Page element annotations
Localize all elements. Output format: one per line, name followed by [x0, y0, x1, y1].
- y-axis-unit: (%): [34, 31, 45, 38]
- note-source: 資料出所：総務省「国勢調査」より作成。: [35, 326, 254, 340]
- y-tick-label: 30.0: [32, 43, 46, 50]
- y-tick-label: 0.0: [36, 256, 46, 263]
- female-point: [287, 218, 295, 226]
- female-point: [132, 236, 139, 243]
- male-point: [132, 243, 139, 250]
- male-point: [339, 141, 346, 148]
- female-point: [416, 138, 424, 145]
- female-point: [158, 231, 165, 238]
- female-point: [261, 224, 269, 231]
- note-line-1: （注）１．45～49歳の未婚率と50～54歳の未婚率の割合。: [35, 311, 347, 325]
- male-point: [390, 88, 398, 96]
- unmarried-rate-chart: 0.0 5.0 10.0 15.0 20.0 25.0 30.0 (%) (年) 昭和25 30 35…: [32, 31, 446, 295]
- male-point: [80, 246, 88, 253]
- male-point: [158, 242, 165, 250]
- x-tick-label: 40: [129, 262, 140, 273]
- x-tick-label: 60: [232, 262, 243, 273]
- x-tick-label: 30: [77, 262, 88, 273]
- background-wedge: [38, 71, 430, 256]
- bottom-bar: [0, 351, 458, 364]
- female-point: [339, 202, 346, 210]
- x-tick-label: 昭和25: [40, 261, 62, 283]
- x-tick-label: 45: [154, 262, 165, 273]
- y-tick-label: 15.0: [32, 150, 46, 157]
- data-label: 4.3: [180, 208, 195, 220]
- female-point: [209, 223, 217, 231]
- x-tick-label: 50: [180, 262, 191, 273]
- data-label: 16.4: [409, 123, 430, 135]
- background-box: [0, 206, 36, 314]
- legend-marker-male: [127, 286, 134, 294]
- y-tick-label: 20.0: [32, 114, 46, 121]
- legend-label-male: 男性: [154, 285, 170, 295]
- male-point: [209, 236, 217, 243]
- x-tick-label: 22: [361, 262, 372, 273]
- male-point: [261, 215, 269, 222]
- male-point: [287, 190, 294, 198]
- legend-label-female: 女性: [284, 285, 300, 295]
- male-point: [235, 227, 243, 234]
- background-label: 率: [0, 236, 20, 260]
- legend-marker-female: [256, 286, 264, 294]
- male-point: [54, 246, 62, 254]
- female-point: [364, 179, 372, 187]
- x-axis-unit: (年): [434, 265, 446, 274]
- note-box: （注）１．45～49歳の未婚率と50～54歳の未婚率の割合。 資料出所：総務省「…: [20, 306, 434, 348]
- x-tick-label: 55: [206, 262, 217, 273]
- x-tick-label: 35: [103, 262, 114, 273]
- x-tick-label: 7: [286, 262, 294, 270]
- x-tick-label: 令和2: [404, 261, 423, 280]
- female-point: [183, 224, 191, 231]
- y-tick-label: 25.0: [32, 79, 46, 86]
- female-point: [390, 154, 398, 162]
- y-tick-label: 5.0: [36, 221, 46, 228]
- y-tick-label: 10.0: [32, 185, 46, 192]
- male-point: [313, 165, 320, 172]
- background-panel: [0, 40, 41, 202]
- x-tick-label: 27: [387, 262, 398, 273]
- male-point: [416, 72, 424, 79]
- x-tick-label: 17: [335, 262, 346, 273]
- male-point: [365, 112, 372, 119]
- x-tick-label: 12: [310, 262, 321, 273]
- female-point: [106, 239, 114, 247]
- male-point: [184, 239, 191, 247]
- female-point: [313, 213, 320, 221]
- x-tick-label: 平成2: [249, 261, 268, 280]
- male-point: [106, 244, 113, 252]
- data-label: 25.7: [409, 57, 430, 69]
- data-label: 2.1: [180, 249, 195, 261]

---

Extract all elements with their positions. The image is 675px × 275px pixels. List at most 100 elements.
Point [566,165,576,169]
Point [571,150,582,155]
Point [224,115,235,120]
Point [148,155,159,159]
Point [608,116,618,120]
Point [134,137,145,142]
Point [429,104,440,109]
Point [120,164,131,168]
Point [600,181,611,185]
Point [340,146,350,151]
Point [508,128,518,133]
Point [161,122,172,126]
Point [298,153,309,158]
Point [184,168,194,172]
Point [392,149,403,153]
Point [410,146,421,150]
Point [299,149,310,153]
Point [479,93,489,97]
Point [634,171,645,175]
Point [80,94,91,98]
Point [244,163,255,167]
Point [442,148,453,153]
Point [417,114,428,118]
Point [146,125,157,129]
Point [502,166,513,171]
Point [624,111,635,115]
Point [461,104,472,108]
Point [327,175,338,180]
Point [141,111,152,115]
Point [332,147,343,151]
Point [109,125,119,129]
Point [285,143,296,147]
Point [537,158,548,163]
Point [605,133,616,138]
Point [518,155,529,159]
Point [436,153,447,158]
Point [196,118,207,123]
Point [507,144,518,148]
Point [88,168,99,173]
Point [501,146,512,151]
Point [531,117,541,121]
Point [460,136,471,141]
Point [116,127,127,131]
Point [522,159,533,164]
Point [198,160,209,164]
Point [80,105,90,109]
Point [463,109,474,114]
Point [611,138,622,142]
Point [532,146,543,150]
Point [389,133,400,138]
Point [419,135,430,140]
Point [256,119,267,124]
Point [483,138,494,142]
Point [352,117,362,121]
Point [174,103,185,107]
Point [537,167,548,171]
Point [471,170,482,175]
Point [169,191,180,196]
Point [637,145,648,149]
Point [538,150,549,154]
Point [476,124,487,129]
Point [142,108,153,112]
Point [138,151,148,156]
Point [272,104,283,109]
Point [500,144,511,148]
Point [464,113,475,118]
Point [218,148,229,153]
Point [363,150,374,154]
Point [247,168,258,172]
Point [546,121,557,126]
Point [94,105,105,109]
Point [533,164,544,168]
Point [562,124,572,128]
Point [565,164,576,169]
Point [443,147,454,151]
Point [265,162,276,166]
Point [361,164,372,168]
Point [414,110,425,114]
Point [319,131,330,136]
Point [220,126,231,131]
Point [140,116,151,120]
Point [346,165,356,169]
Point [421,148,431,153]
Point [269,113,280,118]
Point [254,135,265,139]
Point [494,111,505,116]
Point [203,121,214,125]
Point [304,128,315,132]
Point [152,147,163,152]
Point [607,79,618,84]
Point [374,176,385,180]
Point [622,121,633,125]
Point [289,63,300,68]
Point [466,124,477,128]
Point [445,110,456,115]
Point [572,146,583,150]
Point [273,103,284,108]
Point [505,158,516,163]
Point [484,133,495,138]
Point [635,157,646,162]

* * *

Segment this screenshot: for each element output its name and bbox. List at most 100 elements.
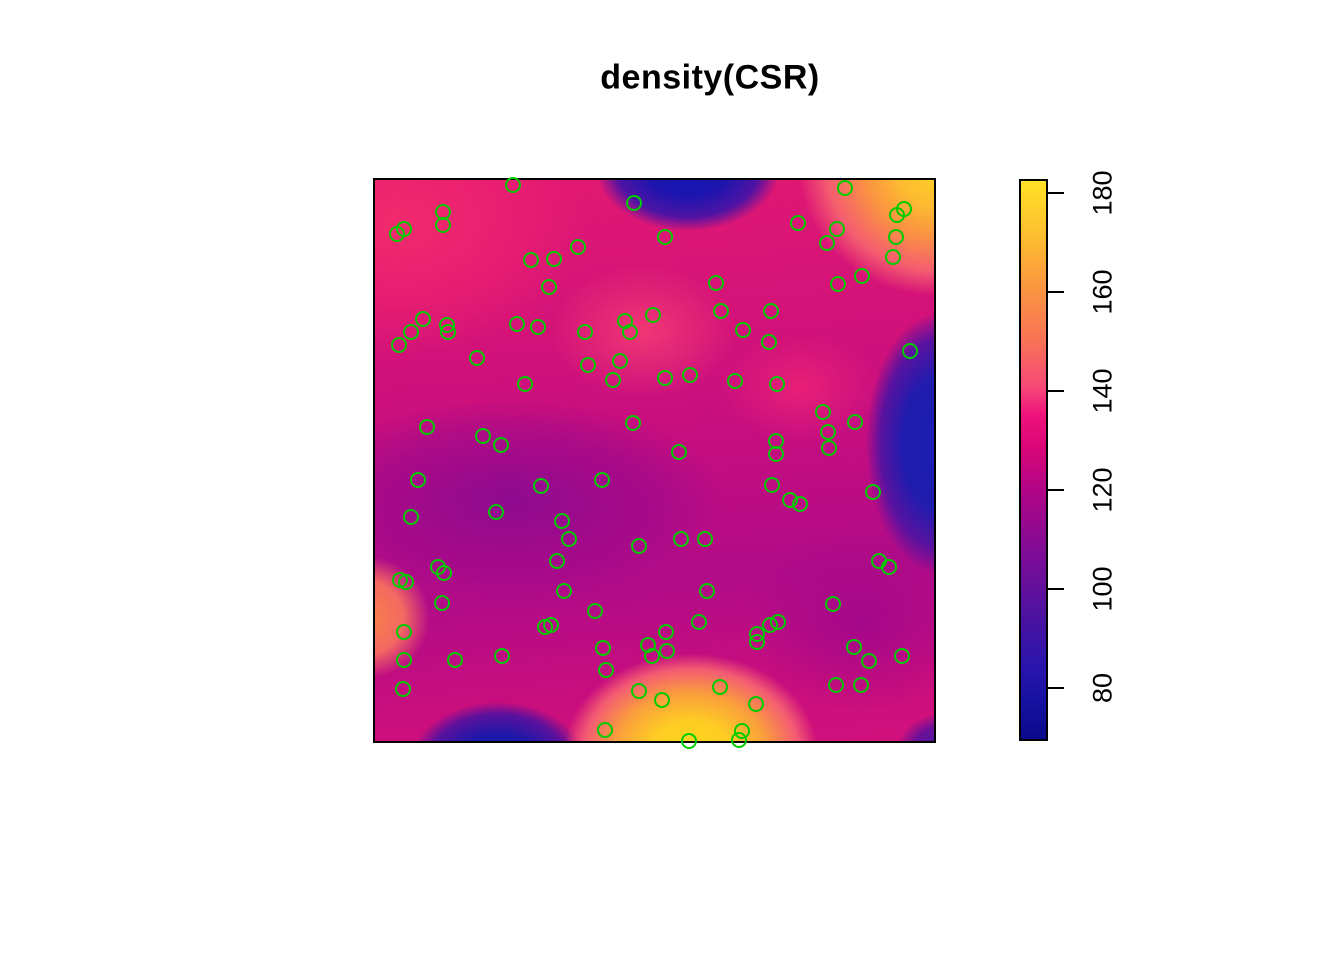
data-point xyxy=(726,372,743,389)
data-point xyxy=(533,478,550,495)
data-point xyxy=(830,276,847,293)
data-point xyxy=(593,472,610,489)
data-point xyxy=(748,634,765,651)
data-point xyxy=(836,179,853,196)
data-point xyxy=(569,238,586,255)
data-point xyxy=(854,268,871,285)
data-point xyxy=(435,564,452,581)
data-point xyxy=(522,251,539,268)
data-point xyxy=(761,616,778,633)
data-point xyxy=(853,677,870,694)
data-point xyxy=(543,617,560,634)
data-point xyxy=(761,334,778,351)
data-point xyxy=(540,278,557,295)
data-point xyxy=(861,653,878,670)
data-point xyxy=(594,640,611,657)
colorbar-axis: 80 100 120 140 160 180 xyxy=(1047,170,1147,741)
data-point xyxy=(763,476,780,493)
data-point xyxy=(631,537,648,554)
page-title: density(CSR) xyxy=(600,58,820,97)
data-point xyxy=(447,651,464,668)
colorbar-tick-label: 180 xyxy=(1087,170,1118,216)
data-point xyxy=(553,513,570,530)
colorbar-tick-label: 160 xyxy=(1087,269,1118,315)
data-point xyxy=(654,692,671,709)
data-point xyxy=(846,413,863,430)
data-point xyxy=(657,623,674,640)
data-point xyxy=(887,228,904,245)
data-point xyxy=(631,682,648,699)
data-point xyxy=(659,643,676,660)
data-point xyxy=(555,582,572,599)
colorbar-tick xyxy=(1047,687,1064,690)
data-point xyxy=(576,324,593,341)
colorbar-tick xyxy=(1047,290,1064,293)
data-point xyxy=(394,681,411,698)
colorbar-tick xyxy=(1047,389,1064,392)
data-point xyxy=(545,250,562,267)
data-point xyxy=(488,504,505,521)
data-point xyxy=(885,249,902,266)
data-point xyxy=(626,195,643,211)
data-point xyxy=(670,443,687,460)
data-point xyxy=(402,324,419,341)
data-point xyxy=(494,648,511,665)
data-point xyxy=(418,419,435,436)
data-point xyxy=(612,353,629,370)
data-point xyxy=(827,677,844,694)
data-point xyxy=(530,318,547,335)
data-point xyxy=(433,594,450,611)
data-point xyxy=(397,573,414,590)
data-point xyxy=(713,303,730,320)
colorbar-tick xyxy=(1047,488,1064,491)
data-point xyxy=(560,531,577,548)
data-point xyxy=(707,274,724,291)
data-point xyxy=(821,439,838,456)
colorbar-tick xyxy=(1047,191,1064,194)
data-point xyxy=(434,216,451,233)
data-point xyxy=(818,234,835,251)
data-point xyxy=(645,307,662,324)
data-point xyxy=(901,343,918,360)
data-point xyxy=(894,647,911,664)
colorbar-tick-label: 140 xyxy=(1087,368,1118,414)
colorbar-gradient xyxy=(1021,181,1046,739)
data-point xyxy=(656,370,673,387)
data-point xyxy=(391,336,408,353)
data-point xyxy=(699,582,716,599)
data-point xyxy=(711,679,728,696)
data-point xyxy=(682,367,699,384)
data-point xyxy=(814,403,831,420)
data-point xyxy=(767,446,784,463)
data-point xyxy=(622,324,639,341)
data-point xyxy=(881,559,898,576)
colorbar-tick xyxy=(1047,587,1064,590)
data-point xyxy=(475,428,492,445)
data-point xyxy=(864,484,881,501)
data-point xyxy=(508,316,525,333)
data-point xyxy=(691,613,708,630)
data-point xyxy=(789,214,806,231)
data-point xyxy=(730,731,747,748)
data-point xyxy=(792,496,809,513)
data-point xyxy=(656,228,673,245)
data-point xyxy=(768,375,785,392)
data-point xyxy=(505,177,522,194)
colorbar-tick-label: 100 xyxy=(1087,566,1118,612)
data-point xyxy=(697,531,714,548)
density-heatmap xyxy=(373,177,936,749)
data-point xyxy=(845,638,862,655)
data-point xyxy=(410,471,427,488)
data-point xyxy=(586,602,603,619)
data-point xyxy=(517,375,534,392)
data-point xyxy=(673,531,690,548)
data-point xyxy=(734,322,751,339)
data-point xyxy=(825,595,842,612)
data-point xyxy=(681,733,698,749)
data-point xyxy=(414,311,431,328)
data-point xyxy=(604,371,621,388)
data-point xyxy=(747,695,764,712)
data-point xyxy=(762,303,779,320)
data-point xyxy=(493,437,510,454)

Exercise instructions
Copy out the records verbatim, starting with the line that contains "Extract all elements" and going on through the line that contains "Point [600,181,611,185]".

Solution for this task
Extract all elements with their positions. The image is 675px × 275px pixels. List at most 100 elements.
Point [566,165,576,169]
Point [571,150,582,155]
Point [224,115,235,120]
Point [148,155,159,159]
Point [608,116,618,120]
Point [134,137,145,142]
Point [429,104,440,109]
Point [120,164,131,168]
Point [600,181,611,185]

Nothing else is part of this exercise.